Given task
Reproduce every entry exactly and leave its pictures out.

————

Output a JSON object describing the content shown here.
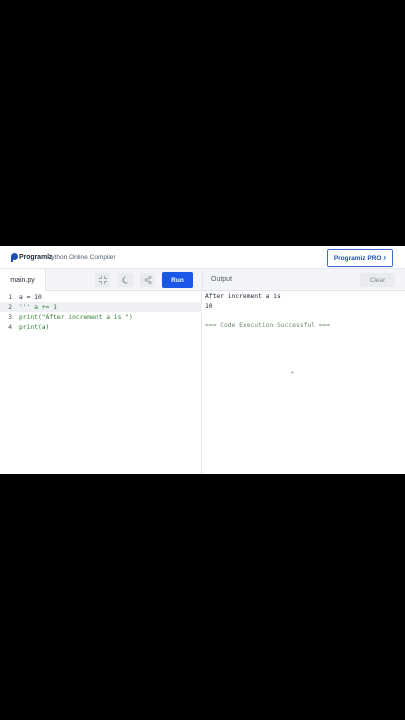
{
  "header": {
    "logo_text": "Programiz",
    "app_title": "Python Online Compiler",
    "pro_label": "Programiz PRO"
  },
  "toolbar": {
    "file_tab": "main.py",
    "run_label": "Run",
    "output_label": "Output",
    "clear_label": "Clear"
  },
  "editor": {
    "lines": [
      {
        "num": "1",
        "text": "a = 10"
      },
      {
        "num": "2",
        "text": "''' a += 1"
      },
      {
        "num": "3",
        "text": "print(\"After increment a is \")"
      },
      {
        "num": "4",
        "text": "print(a)"
      }
    ]
  },
  "output": {
    "lines": [
      "After increment a is",
      "10"
    ],
    "status": "=== Code Execution Successful ==="
  }
}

————

Task solution
Output a JSON object describing the content shown here.
{
  "header": {
    "logo_text": "Programiz",
    "app_title": "Python Online Compiler",
    "pro_label": "Programiz PRO"
  },
  "toolbar": {
    "file_tab": "main.py",
    "run_label": "Run",
    "output_label": "Output",
    "clear_label": "Clear"
  },
  "editor": {
    "lines": [
      {
        "num": "1",
        "text": "a = 10"
      },
      {
        "num": "2",
        "text": "''' a += 1"
      },
      {
        "num": "3",
        "text": "print(\"After increment a is \")"
      },
      {
        "num": "4",
        "text": "print(a)"
      }
    ]
  },
  "output": {
    "lines": [
      "After increment a is",
      "10"
    ],
    "status": "=== Code Execution Successful ==="
  }
}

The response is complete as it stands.